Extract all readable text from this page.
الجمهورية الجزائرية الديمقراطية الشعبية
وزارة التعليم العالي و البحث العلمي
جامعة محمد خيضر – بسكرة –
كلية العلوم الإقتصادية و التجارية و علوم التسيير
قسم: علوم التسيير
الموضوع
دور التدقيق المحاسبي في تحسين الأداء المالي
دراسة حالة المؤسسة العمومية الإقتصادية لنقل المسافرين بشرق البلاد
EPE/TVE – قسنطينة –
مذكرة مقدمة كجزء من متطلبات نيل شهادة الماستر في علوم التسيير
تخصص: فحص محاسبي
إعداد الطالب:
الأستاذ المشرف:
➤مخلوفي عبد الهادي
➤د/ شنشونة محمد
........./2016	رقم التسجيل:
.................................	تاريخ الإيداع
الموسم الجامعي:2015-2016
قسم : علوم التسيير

++++++++

### SET TASK
Go through the material line by line. Show each line that contains the string "الإقتصادية".

### FINISHED TASK
كلية العلوم الإقتصادية و التجارية و علوم التسيير
دراسة حالة المؤسسة العمومية الإقتصادية لنقل المسافرين بشرق البلاد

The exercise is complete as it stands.